## Problem
Read the lines that follow and pick out every one containing the word "toys".

━━━━━━━━━━━━━━━━━━━━━━━━━━━━━━

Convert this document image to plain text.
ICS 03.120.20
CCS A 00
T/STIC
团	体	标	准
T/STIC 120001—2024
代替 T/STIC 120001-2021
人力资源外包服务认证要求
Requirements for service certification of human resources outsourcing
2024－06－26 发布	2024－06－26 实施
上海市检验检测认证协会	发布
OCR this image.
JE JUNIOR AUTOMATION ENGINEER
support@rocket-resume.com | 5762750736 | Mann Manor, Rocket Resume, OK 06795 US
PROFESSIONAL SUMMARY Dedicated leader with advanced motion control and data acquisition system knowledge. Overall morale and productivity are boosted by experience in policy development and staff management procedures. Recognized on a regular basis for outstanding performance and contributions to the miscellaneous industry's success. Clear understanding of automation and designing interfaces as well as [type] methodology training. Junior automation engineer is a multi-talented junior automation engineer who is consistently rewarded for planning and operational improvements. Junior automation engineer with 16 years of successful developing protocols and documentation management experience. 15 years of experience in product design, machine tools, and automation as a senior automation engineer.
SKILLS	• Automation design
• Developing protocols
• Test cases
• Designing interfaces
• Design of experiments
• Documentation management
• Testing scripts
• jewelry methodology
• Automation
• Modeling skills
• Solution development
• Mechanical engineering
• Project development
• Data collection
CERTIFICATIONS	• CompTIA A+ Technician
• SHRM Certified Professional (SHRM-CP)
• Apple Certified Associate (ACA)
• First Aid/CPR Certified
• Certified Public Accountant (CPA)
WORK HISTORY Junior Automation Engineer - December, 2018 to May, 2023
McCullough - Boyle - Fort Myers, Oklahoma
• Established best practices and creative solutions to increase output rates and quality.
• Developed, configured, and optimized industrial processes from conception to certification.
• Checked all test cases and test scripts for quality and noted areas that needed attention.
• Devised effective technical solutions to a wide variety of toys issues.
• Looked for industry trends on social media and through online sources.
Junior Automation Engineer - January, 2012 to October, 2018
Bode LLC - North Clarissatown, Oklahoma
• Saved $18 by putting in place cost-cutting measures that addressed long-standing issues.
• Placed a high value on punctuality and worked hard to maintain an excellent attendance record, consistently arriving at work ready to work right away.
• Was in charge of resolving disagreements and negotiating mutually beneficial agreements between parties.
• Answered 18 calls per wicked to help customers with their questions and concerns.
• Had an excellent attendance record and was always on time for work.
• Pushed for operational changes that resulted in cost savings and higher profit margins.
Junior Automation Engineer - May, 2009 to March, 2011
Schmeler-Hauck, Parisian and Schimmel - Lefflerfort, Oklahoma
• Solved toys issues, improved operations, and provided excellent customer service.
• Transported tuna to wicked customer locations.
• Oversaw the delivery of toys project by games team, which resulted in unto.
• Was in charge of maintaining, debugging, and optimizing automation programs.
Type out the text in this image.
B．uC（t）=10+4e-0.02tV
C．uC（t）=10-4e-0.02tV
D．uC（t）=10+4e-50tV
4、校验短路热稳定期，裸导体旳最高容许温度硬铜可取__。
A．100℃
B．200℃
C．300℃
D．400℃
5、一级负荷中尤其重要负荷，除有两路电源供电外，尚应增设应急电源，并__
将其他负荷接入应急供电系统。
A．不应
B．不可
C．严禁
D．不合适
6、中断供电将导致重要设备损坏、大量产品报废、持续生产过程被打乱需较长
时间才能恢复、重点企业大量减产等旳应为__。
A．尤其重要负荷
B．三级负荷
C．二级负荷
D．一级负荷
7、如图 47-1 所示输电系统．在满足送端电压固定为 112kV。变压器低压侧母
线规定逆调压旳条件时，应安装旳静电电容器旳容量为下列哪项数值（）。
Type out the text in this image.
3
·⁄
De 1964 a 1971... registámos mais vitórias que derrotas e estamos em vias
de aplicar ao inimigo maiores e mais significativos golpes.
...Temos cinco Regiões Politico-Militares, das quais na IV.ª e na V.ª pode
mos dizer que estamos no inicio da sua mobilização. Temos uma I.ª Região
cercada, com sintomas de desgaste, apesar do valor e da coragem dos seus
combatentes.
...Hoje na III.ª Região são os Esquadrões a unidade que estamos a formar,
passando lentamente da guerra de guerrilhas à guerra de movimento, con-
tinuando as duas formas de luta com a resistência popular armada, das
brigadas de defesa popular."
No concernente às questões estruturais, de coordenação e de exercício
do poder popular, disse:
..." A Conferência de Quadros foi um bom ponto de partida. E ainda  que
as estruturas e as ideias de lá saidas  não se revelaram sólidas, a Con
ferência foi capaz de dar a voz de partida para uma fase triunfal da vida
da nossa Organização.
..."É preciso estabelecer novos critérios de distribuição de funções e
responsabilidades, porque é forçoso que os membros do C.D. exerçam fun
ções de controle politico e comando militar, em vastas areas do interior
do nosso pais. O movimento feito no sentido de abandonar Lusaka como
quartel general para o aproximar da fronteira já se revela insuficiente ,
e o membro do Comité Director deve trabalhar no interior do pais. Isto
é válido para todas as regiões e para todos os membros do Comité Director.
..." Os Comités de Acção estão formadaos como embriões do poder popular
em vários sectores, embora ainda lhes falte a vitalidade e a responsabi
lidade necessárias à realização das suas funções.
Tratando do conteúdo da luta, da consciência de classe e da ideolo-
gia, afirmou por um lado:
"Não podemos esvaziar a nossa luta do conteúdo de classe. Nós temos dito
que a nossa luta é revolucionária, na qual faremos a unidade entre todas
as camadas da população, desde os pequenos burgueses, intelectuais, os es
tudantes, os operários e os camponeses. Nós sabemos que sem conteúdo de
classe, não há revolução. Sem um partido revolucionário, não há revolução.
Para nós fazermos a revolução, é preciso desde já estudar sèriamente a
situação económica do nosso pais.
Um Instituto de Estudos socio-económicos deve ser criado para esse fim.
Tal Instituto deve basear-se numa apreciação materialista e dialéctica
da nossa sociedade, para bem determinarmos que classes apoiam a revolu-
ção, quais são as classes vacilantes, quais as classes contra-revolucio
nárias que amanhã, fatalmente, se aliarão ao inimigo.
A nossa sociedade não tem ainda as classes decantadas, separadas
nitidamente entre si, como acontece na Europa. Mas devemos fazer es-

━━━━━━━━━━━━━━━━━━━━━━━━━━━━━━

## Solution to this task
• Devised effective technical solutions to a wide variety of toys issues.
• Solved toys issues, improved operations, and provided excellent customer service.
• Oversaw the delivery of toys project by games team, which resulted in unto.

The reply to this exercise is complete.